▸ What you are asked to do
Transcribe the records in full, keeping every character as it is.

▸ Extracted information

+-------+

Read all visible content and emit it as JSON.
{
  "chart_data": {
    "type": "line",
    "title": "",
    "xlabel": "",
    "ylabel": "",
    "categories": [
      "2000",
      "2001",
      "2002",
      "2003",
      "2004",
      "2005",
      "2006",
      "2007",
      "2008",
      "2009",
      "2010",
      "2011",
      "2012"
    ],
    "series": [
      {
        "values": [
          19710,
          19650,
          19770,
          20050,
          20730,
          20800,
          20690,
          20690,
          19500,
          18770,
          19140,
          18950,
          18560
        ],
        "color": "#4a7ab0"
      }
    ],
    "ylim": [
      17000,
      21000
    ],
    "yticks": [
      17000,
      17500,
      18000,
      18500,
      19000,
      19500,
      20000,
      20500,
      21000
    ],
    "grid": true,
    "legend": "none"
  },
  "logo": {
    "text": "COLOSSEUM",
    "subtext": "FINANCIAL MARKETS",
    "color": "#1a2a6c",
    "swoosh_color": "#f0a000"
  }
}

+-------+

▸ Answer
Read all visible content and emit it as JSON.
{
  "chart_data": {
    "type": "line",
    "title": "",
    "xlabel": "",
    "ylabel": "",
    "categories": [
      "2000",
      "2001",
      "2002",
      "2003",
      "2004",
      "2005",
      "2006",
      "2007",
      "2008",
      "2009",
      "2010",
      "2011",
      "2012"
    ],
    "series": [
      {
        "values": [
          19710,
          19650,
          19770,
          20050,
          20730,
          20800,
          20690,
          20690,
          19500,
          18770,
          19140,
          18950,
          18560
        ],
        "color": "#4a7ab0"
      }
    ],
    "ylim": [
      17000,
      21000
    ],
    "yticks": [
      17000,
      17500,
      18000,
      18500,
      19000,
      19500,
      20000,
      20500,
      21000
    ],
    "grid": true,
    "legend": "none"
  },
  "logo": {
    "text": "COLOSSEUM",
    "subtext": "FINANCIAL MARKETS",
    "color": "#1a2a6c",
    "swoosh_color": "#f0a000"
  }
}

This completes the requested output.